**TASK TO CARRY OUT**
In the data, extract each line that holds the string "towarów".
*** INPUT FOR THIS TASK ***
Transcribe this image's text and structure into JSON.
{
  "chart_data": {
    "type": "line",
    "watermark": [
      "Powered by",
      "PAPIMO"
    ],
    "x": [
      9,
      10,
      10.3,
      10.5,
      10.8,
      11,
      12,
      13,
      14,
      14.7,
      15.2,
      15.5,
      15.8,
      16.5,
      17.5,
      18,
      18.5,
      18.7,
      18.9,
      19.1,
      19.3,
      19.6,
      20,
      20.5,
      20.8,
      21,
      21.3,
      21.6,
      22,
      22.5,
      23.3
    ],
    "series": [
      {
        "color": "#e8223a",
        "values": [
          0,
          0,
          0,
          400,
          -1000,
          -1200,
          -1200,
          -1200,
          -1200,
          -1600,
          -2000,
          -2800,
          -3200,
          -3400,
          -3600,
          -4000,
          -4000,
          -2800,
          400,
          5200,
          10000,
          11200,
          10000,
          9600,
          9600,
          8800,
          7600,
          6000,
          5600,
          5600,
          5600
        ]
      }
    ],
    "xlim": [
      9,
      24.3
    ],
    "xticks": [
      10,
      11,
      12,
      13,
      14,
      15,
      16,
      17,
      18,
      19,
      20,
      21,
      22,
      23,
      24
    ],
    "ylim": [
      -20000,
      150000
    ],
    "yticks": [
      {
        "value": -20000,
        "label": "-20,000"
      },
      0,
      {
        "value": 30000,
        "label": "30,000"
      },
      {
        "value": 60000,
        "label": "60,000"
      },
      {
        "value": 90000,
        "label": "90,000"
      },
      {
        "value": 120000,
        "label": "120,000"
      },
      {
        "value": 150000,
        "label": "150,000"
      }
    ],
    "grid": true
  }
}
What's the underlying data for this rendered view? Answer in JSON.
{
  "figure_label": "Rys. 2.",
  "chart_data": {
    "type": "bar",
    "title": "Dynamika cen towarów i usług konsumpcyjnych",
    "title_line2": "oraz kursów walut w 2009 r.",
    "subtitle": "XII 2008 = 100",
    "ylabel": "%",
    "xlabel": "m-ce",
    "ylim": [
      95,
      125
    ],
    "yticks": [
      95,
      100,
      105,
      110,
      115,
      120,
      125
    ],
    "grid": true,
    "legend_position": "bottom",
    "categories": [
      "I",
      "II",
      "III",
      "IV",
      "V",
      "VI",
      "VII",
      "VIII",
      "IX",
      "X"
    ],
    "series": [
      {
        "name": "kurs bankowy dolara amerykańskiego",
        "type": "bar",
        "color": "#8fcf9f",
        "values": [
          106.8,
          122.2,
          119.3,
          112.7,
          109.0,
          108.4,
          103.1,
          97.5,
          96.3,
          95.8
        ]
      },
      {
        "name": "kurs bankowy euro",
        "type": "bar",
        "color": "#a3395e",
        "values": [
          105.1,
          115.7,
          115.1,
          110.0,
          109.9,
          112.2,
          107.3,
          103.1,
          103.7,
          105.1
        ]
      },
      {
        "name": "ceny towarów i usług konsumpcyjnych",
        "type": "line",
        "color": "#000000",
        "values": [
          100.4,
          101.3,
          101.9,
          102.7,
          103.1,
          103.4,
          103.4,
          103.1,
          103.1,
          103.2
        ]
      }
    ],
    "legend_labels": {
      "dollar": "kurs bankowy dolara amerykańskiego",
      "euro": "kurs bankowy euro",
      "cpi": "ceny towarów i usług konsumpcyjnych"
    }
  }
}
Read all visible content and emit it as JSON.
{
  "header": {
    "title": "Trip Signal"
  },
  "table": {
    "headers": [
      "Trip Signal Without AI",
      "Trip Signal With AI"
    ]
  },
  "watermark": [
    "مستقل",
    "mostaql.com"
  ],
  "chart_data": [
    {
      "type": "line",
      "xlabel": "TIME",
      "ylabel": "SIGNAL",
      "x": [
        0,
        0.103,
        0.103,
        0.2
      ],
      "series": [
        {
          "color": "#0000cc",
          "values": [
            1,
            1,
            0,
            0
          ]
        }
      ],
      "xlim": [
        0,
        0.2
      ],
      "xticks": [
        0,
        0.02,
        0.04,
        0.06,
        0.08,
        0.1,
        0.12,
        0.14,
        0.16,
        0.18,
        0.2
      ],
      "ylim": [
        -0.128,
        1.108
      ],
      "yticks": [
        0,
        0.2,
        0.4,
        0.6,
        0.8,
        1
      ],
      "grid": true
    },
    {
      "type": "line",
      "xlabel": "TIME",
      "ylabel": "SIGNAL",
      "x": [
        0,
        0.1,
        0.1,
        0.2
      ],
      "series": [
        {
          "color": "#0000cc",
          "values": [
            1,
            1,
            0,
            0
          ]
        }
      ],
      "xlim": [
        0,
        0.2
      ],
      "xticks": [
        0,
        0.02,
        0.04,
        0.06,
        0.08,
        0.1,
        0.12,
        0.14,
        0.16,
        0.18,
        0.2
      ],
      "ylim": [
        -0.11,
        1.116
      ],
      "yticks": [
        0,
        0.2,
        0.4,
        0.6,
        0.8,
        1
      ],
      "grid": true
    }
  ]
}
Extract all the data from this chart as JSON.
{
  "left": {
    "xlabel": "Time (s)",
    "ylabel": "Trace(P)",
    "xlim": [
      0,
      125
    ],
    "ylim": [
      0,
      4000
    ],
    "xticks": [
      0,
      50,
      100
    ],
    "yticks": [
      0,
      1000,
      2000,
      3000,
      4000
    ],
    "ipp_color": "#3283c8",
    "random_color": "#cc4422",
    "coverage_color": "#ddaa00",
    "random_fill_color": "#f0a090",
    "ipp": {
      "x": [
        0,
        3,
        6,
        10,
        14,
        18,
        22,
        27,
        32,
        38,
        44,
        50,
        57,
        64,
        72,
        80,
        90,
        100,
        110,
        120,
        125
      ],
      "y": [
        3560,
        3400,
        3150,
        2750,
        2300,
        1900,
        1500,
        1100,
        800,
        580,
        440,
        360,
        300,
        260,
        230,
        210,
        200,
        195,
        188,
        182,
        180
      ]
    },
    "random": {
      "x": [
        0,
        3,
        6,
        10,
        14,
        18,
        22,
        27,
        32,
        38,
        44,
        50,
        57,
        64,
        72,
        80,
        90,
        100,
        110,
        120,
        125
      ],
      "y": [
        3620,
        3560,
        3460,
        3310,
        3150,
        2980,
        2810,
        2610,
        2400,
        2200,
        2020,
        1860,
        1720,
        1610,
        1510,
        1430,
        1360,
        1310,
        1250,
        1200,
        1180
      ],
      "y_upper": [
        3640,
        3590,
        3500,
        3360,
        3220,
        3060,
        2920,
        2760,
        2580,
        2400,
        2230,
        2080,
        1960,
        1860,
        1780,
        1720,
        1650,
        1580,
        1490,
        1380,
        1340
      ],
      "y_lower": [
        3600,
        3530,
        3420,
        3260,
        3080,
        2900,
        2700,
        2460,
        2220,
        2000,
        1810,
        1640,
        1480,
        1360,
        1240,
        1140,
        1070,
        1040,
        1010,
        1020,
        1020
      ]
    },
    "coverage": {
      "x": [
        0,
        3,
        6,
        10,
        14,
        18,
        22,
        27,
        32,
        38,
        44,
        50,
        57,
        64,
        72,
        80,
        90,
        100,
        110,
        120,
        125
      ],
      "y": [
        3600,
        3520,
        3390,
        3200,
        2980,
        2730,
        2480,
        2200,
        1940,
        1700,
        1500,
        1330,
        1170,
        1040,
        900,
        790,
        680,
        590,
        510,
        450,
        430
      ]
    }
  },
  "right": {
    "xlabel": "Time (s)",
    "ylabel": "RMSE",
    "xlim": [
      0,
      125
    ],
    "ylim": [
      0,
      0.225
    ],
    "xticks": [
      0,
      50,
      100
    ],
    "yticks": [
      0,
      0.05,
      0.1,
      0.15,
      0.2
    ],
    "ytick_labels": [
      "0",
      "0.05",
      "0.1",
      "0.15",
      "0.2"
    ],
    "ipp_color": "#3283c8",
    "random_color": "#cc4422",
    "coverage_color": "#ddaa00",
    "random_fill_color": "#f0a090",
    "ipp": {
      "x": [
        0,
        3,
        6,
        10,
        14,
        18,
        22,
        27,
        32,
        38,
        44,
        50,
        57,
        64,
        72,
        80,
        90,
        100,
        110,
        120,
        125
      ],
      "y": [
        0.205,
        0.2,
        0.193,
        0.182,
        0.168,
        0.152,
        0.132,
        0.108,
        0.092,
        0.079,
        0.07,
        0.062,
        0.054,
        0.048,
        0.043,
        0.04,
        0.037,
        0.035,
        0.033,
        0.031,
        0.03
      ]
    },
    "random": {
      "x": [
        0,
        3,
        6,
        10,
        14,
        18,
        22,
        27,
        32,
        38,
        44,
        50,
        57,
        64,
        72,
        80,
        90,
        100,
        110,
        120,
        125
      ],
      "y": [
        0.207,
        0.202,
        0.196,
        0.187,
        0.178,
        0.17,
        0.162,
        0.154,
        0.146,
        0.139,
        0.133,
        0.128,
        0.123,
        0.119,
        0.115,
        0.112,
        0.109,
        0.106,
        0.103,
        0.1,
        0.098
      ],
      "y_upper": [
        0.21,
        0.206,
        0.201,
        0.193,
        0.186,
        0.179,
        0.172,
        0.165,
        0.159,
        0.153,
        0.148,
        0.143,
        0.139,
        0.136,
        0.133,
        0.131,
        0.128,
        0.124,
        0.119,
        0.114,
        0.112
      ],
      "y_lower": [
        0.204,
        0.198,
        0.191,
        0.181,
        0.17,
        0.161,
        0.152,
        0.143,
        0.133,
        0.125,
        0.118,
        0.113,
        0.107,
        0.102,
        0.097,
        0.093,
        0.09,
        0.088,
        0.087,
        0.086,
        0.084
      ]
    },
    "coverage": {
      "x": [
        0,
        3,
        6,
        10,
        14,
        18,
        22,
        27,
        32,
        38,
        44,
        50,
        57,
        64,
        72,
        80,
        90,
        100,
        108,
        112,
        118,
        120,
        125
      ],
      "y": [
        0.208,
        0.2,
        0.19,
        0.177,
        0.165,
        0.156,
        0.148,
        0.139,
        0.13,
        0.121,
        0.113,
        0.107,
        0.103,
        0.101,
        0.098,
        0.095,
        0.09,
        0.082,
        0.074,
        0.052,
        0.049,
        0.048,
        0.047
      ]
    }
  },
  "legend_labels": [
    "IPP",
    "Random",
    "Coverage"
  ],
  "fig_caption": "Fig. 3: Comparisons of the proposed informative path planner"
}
***
**REPLY TO THE TASK**
    "title": "Dynamika cen towarów i usług konsumpcyjnych",
        "name": "ceny towarów i usług konsumpcyjnych",
      "cpi": "ceny towarów i usług konsumpcyjnych"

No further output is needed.